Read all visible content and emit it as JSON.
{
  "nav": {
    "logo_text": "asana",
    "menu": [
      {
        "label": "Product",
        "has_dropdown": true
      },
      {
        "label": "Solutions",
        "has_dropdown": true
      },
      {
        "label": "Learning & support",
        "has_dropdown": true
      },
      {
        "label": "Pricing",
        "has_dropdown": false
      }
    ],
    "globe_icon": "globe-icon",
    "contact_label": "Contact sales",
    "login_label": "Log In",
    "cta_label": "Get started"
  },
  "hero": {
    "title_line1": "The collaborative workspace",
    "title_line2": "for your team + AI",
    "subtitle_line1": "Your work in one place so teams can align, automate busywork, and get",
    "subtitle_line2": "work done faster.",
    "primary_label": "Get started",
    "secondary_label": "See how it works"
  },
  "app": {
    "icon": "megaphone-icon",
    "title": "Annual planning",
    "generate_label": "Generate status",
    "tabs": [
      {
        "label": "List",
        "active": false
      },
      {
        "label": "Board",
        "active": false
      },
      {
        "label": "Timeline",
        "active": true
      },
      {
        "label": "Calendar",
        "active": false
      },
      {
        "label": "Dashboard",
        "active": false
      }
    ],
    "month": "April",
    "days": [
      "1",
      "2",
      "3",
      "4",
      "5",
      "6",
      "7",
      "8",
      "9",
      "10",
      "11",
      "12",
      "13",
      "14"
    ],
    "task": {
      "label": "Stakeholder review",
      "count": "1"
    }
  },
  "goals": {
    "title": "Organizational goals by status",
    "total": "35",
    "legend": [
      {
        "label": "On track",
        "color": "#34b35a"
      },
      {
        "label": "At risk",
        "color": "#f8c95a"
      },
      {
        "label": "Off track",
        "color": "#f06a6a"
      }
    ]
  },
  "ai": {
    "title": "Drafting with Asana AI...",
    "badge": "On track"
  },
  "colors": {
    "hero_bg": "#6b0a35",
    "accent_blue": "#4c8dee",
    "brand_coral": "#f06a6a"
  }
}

________________________________________

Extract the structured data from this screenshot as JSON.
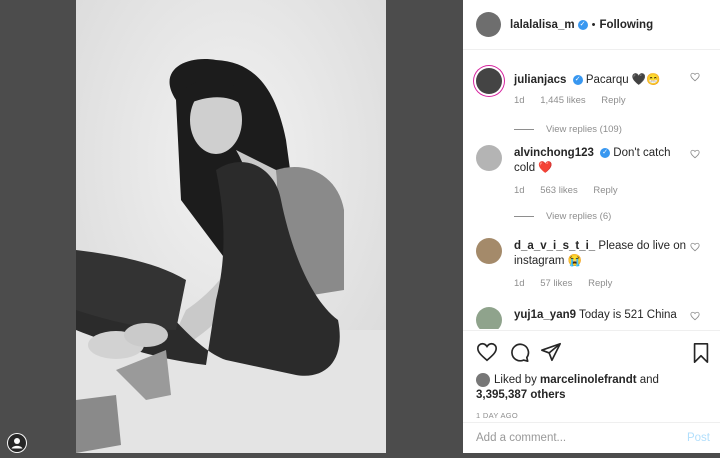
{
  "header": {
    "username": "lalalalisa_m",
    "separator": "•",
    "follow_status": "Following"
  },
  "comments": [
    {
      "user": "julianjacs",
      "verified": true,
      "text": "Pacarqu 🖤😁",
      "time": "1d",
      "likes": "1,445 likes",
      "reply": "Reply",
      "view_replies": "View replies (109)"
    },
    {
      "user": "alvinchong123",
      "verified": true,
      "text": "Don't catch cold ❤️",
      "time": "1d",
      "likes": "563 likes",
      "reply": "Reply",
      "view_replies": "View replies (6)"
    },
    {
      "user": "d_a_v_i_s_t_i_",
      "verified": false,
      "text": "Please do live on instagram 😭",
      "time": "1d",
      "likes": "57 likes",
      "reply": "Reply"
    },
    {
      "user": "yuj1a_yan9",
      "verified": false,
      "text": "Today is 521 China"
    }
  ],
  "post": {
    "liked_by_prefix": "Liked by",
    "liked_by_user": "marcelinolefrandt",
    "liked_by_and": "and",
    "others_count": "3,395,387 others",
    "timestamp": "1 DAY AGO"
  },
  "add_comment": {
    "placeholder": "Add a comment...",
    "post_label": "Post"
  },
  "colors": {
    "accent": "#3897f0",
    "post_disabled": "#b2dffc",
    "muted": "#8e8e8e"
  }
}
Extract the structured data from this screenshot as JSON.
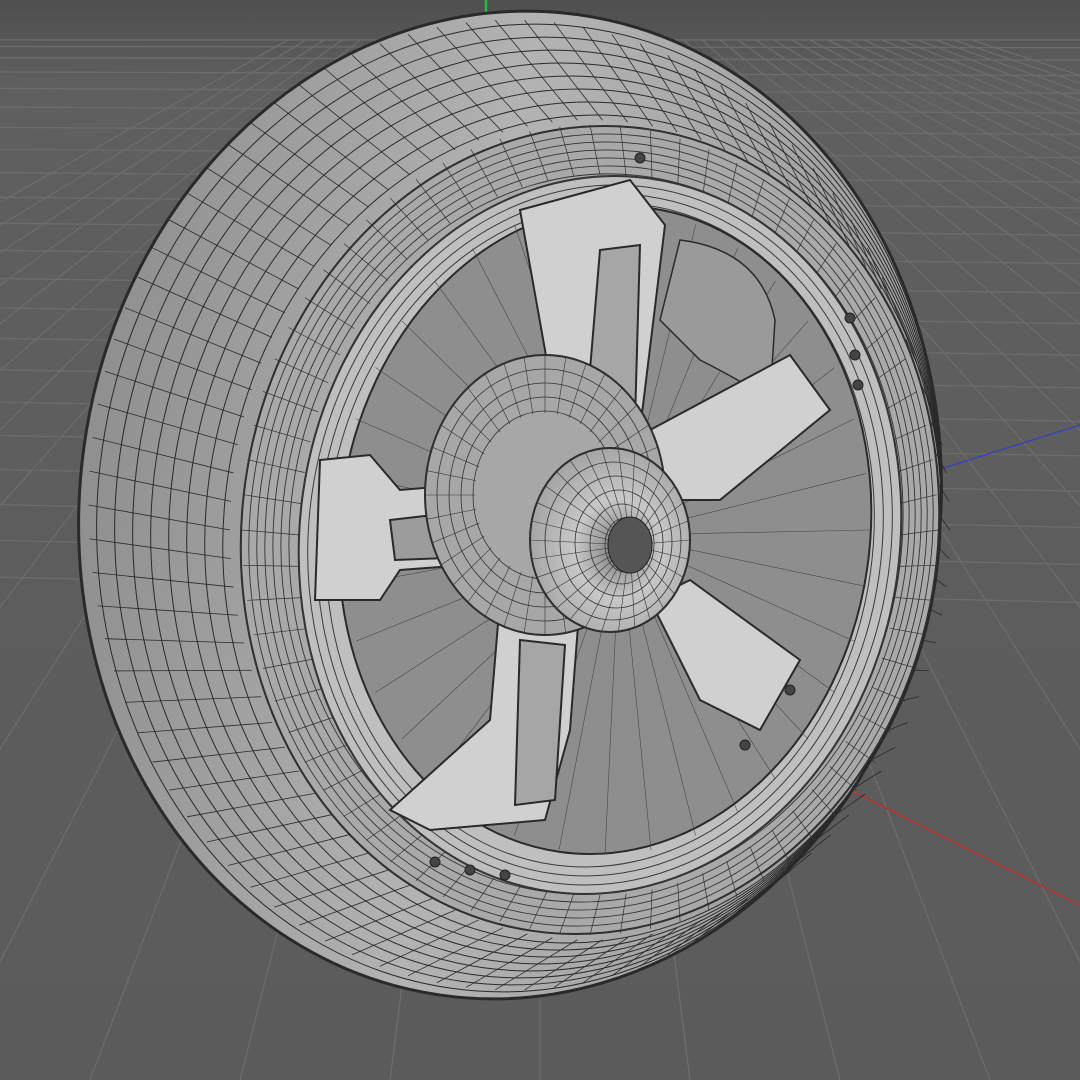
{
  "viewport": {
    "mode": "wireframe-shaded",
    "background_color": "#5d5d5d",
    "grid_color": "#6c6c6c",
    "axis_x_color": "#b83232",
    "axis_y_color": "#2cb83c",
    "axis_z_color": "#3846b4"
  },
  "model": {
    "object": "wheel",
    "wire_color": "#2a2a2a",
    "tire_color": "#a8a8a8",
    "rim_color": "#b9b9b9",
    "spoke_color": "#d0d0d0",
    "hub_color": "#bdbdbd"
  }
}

________________________________________

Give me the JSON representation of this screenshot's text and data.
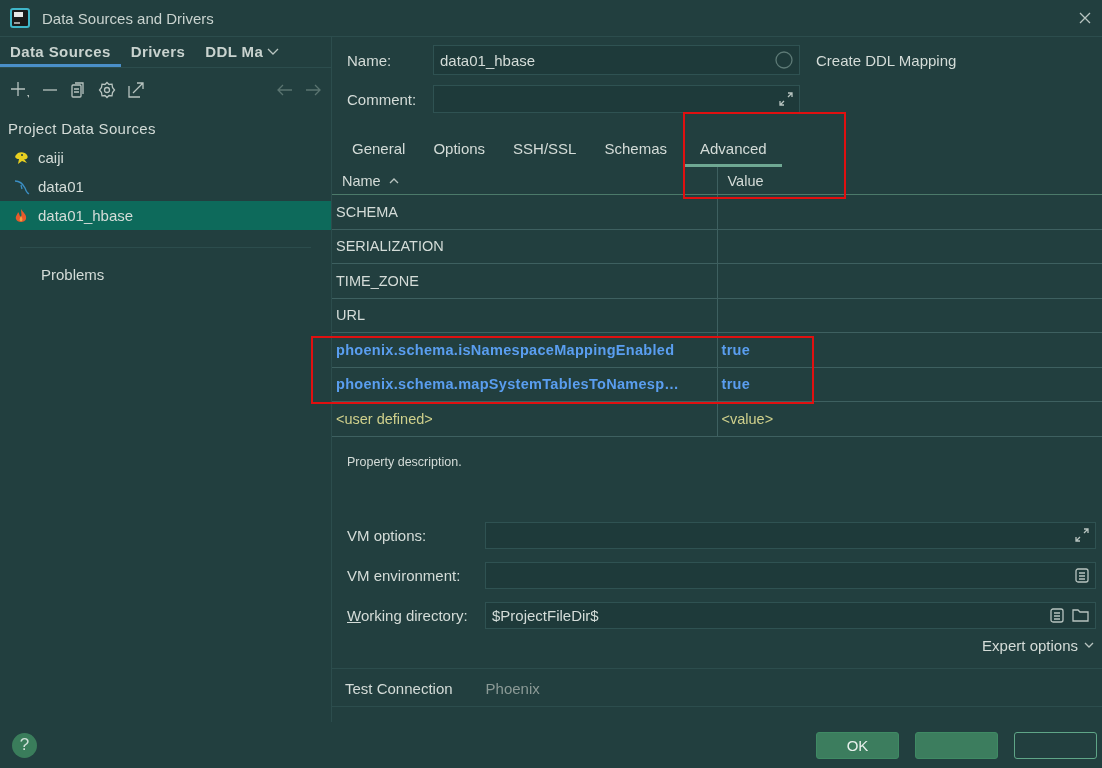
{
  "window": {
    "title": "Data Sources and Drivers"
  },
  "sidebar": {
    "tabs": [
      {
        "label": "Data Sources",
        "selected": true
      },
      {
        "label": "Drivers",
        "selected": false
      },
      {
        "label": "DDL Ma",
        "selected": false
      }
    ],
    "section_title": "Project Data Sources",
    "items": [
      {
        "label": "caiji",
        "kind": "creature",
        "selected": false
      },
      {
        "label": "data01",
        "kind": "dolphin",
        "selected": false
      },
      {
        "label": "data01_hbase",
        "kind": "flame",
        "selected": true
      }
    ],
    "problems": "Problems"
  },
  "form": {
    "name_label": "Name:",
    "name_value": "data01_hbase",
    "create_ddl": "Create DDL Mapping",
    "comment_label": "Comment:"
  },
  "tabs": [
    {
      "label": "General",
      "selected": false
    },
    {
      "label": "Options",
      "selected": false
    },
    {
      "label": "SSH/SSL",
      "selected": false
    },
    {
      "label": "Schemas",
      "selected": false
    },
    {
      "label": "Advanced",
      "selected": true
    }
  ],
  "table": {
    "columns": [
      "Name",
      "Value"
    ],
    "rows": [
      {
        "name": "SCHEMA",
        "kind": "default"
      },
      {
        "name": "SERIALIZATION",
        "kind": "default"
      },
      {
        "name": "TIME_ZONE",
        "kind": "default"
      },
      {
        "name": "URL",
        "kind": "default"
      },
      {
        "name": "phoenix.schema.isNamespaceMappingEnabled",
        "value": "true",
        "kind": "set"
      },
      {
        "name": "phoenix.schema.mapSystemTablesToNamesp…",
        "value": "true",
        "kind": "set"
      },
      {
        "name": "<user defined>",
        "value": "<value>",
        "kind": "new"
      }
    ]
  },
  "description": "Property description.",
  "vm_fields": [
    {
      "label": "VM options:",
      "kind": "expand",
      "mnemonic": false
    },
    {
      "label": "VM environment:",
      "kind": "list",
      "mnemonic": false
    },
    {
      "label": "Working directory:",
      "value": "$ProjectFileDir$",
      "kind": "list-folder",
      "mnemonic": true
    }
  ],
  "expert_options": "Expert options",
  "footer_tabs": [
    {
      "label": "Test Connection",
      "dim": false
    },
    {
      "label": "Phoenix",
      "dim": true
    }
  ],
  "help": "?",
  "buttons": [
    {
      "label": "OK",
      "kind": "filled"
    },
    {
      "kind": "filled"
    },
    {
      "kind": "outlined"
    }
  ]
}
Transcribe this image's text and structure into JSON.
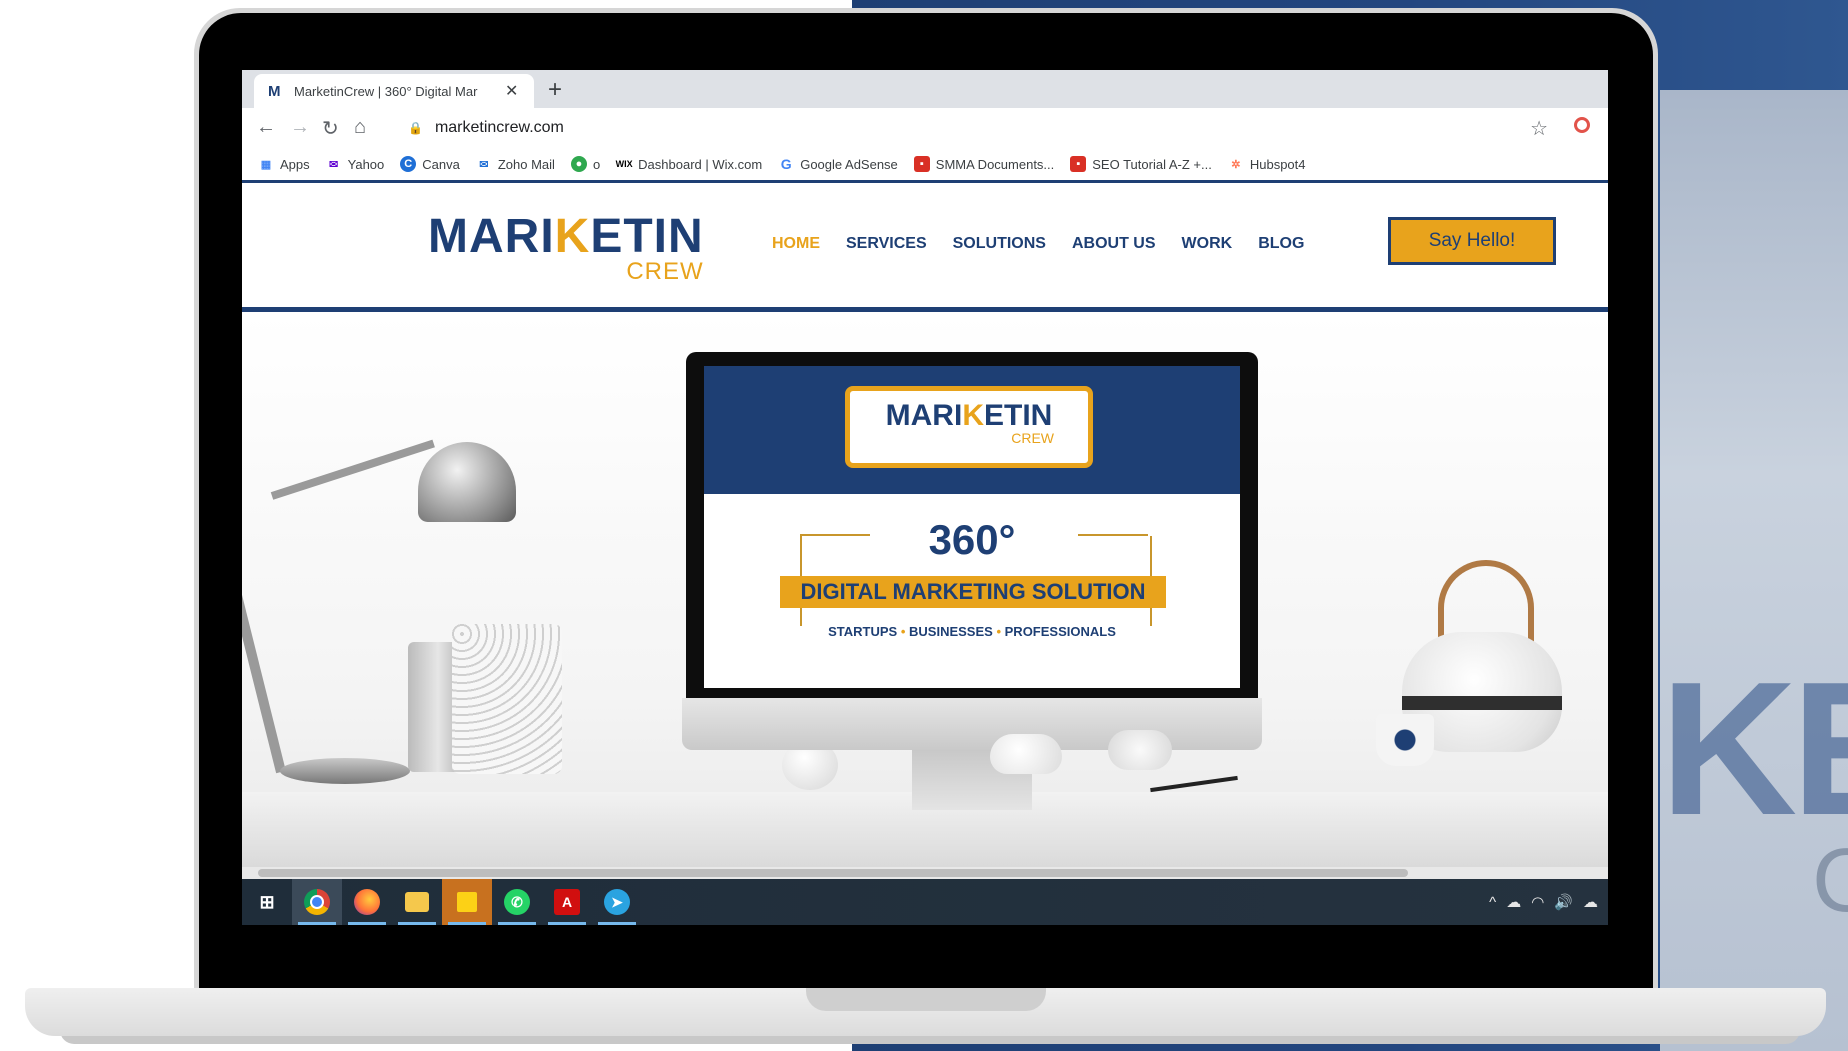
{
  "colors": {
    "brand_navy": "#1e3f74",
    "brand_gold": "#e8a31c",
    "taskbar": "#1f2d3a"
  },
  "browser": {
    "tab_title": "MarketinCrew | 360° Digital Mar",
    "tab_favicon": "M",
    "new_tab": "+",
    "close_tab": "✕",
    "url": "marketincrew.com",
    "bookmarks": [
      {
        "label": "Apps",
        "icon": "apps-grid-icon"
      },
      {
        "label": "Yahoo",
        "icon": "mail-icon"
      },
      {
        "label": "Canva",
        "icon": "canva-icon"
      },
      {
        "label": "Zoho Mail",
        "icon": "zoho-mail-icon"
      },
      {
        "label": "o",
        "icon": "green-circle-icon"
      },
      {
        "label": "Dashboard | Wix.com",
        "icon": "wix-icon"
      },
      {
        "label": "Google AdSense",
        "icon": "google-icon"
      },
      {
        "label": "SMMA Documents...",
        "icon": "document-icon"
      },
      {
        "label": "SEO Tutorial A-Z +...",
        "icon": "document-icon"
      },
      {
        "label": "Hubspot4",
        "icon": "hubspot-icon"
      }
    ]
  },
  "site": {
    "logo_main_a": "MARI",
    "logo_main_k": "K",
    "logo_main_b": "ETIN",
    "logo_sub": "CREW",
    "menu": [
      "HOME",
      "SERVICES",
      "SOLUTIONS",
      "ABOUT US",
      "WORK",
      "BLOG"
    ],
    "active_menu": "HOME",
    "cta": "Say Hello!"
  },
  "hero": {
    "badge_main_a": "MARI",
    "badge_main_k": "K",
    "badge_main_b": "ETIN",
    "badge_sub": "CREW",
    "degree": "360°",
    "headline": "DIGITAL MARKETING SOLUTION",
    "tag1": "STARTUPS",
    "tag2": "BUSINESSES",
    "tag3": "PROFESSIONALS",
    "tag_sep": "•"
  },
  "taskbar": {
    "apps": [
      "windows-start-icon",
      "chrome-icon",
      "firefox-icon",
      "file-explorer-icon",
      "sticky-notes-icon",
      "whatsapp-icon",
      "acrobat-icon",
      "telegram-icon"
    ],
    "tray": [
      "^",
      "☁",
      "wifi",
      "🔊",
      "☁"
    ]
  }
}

________________________________________

WHAT IS REQUIRED: From the entries above, extract every line where the word "Sources" appears.

CORRECT RESULT:
    "title": "Data Sources and Drivers"
        "label": "Data Sources",
    "section_title": "Project Data Sources",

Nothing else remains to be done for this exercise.